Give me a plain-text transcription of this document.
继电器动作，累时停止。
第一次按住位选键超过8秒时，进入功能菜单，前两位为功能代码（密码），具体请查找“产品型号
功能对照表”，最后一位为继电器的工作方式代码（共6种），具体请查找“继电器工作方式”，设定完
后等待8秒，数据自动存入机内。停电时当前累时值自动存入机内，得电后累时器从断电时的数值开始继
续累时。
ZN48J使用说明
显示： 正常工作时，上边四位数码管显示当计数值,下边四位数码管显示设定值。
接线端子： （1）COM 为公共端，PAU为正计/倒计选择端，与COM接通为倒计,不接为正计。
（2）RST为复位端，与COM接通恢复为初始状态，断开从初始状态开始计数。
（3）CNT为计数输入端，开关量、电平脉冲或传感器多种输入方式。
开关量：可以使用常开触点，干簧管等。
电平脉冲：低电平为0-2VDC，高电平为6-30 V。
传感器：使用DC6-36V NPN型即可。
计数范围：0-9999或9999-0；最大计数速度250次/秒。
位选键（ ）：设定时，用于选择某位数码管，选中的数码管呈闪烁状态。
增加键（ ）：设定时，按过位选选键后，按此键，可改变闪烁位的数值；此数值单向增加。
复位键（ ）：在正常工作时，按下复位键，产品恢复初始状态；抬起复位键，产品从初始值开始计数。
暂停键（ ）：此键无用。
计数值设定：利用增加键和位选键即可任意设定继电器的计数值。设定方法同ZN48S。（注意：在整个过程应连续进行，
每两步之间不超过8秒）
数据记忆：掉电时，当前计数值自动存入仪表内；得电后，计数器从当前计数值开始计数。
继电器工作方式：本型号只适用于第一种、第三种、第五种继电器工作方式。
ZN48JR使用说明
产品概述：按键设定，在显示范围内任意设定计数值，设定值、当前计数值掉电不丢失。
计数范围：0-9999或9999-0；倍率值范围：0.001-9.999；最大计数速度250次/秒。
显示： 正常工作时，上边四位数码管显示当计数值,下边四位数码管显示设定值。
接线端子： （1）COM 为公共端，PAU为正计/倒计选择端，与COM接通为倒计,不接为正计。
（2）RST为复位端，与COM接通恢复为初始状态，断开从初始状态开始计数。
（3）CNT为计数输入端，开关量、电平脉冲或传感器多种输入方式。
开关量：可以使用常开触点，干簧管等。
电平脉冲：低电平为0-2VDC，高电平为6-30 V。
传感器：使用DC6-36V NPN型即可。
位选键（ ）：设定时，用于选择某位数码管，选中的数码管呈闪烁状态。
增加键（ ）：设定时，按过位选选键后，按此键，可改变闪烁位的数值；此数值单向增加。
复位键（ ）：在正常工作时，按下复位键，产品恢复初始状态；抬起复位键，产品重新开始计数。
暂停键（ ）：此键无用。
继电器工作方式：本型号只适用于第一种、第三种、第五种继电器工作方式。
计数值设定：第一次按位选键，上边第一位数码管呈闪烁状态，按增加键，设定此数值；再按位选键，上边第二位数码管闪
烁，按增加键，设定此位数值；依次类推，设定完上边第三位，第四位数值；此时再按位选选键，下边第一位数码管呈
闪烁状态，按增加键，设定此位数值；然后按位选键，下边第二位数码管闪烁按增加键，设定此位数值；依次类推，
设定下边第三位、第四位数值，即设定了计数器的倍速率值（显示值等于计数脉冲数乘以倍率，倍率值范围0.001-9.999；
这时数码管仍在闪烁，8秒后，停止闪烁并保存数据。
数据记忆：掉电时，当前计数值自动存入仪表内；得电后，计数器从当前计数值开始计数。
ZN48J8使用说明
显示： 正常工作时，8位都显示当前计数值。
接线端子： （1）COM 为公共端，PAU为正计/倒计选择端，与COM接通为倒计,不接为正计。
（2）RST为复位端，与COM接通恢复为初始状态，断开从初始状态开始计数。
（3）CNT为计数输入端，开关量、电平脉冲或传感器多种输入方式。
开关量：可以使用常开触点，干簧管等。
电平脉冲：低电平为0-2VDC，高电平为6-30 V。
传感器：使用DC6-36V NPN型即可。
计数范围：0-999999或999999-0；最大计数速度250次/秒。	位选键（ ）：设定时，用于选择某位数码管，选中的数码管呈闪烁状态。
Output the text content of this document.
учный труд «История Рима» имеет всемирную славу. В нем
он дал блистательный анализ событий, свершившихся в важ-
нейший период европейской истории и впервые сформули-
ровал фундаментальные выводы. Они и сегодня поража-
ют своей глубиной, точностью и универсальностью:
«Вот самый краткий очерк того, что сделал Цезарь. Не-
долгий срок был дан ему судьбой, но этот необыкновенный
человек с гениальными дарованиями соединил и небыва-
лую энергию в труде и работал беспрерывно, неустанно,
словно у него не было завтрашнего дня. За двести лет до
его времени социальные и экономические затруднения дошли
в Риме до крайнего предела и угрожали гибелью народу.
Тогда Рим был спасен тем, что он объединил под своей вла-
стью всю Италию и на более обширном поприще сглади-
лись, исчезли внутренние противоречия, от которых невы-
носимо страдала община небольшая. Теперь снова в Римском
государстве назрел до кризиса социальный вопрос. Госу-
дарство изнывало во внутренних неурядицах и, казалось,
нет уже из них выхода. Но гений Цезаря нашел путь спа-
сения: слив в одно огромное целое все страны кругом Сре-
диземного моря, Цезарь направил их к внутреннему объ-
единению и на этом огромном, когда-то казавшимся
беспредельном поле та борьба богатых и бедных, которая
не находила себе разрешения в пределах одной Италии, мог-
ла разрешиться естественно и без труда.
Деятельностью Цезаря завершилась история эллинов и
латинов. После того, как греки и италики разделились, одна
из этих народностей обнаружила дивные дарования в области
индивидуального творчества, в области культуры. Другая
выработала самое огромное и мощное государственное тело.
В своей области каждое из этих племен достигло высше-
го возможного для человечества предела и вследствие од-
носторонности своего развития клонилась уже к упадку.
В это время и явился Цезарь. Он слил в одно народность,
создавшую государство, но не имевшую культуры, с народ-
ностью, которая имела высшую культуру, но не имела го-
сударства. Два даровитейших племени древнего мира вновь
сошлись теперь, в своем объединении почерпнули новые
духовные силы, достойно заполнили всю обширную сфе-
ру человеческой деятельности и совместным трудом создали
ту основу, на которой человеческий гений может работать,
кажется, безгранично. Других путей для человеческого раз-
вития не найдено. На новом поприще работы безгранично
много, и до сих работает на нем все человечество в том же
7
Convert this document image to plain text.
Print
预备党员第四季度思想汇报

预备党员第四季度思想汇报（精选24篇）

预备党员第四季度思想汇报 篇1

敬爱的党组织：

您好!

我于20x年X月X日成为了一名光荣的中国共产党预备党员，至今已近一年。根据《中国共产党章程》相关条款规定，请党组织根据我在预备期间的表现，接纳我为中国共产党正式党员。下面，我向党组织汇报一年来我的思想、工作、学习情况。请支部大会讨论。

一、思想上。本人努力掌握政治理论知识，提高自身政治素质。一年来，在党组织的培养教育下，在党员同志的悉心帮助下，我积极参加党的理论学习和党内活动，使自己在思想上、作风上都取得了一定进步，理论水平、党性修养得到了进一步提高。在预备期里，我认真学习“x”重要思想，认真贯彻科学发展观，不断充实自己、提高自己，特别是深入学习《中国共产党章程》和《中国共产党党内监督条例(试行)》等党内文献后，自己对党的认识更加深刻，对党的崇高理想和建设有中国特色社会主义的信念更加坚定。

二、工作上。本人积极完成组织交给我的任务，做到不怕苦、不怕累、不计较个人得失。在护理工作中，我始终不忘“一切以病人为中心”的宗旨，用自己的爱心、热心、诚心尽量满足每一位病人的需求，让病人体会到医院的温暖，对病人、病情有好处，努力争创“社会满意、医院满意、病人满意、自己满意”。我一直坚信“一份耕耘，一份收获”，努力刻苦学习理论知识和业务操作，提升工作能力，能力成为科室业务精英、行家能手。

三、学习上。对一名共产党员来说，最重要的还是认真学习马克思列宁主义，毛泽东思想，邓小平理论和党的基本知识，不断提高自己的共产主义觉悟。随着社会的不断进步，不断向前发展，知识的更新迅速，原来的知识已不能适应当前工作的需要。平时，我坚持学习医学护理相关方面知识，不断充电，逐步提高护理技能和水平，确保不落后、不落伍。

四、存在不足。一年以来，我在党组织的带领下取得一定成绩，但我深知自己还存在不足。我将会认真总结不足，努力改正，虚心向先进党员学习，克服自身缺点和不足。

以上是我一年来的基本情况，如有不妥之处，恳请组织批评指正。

========

> EXERCISE GOAL
Select every line above that contains the word "this", and copy it.

> EXERCISE ANSWER
Give me a plain-text transcription of this document.
Output the text content of this document.
Convert this document image to plain text.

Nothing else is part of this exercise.